### OBJECTIVE
Look for "Choose" in the listing below. Gather each line that contains it.

>> BEGIN DATA SUPPLIED

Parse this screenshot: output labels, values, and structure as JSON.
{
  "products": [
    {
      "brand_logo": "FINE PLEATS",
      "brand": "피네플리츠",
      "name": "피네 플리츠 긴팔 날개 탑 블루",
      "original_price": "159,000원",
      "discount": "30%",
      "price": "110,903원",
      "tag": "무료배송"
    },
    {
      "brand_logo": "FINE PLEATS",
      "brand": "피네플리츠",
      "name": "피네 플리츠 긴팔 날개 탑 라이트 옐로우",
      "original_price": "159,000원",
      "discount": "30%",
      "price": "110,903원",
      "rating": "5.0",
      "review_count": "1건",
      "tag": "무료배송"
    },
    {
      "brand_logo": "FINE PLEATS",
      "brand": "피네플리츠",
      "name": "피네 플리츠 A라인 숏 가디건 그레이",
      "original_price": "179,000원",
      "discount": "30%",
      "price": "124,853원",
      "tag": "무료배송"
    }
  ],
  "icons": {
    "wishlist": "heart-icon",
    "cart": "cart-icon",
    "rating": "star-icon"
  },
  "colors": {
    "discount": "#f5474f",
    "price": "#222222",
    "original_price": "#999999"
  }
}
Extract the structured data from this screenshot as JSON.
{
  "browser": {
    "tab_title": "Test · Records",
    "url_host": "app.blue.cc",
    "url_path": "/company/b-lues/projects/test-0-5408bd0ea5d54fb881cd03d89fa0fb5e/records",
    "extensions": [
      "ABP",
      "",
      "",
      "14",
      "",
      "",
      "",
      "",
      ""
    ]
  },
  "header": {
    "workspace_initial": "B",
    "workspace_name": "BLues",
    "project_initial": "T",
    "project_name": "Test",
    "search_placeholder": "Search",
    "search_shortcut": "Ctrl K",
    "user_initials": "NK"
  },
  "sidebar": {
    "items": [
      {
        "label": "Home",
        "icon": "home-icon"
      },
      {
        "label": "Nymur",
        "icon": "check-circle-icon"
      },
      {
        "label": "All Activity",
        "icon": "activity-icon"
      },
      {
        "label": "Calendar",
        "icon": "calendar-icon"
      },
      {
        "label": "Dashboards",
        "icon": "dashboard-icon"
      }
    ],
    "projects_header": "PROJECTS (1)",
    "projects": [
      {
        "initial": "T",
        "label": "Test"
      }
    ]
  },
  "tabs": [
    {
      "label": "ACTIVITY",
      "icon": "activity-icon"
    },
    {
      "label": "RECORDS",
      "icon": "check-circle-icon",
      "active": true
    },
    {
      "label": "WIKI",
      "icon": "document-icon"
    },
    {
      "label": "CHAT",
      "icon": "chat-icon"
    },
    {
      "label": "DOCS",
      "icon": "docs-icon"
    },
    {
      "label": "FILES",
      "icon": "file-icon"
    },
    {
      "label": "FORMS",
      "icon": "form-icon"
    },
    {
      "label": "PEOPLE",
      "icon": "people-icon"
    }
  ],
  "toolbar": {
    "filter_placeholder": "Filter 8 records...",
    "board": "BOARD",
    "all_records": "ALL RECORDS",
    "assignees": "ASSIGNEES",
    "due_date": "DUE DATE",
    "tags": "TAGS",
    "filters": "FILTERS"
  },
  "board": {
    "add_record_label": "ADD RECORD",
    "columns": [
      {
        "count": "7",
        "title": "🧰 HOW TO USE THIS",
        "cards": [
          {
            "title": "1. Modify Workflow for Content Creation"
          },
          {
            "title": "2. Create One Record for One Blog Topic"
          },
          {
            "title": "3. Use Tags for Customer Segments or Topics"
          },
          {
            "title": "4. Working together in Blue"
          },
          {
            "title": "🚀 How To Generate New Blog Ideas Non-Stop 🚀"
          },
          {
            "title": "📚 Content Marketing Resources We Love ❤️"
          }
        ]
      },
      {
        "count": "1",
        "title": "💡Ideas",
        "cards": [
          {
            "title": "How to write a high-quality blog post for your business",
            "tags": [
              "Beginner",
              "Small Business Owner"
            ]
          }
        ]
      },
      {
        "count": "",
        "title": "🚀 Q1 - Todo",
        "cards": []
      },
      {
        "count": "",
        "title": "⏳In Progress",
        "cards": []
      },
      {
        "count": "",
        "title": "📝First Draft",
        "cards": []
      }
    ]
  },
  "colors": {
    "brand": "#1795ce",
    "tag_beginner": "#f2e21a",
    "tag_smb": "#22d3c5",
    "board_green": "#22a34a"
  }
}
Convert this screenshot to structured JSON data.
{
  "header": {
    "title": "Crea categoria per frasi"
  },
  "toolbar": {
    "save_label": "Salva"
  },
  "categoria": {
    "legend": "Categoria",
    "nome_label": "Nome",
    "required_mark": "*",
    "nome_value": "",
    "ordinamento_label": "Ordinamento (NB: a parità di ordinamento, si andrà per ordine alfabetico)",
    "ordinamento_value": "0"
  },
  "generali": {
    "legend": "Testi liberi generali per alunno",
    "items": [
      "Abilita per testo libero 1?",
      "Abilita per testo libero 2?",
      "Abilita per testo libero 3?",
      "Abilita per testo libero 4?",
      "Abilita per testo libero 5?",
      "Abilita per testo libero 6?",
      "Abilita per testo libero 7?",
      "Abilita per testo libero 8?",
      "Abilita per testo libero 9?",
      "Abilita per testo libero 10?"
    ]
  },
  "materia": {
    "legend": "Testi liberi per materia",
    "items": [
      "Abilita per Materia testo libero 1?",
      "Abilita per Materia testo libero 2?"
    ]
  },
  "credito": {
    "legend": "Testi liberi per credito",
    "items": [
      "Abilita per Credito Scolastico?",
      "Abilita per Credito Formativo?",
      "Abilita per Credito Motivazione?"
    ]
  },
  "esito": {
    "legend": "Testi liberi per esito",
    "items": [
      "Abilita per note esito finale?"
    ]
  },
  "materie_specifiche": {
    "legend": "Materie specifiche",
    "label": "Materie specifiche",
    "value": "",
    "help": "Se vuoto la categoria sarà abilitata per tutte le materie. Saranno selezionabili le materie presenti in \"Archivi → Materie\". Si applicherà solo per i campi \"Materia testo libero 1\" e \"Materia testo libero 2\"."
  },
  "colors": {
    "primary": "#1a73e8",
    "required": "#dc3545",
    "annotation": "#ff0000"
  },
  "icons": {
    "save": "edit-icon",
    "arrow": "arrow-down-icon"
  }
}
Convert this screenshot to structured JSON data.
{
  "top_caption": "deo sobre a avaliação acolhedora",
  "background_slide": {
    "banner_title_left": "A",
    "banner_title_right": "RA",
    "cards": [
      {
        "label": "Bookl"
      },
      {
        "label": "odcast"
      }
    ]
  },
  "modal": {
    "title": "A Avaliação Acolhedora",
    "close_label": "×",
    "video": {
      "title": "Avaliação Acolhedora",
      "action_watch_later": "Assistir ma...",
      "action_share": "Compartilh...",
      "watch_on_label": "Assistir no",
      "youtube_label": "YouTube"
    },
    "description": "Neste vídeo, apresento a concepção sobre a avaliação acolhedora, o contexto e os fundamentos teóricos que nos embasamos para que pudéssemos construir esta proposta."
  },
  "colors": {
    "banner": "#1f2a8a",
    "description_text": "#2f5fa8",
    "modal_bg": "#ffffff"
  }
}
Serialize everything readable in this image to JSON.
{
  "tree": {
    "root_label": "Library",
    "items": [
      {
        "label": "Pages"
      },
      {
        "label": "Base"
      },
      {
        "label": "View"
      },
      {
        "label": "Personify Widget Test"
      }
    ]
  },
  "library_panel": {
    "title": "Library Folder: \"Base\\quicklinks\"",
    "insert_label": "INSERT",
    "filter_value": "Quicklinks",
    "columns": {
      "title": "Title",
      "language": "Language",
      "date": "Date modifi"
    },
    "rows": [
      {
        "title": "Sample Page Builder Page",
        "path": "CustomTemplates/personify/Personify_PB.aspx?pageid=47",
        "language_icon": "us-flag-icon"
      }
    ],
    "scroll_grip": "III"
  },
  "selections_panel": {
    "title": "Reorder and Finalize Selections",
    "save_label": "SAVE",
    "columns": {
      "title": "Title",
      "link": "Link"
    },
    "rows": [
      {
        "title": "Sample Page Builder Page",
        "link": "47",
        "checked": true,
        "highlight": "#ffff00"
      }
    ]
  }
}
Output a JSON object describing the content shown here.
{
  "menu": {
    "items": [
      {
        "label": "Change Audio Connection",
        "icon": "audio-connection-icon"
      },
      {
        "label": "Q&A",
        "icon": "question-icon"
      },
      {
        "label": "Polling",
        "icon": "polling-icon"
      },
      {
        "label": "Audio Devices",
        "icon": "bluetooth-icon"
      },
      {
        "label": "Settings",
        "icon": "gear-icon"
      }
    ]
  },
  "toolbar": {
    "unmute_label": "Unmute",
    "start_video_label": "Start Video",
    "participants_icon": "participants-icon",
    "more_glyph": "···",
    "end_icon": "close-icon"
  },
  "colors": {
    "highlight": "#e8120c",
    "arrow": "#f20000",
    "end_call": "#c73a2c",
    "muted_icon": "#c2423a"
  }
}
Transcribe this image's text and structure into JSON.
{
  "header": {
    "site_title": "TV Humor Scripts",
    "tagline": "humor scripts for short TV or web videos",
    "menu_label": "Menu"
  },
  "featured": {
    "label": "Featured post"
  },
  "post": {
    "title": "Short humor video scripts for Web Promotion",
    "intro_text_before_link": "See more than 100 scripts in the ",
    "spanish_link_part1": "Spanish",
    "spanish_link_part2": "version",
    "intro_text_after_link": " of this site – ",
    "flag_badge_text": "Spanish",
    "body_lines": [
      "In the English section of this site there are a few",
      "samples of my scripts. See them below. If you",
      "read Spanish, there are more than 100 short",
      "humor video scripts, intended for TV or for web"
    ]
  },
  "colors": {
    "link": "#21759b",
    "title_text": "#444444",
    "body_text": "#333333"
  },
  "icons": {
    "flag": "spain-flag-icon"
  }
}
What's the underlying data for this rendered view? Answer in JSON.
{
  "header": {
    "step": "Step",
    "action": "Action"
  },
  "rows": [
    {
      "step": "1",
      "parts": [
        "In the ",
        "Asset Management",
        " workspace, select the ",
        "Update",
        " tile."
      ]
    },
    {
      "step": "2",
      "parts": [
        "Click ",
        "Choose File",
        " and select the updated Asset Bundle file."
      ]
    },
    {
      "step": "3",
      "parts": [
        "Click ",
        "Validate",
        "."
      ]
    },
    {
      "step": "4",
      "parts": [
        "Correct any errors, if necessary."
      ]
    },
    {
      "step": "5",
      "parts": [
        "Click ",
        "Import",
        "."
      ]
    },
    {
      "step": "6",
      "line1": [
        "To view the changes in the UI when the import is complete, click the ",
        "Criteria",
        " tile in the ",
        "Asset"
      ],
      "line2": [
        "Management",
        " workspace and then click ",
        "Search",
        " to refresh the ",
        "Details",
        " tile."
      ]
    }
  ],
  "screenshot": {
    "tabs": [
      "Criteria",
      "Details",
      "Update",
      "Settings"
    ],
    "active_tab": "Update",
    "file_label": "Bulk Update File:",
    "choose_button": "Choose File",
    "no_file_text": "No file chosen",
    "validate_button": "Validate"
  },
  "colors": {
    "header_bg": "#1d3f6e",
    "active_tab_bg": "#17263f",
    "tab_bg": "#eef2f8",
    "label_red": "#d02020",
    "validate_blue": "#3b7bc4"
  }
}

>> END DATA SUPPLIED

### SOLVED EXERCISE
        "Choose File",
    "choose_button": "Choose File",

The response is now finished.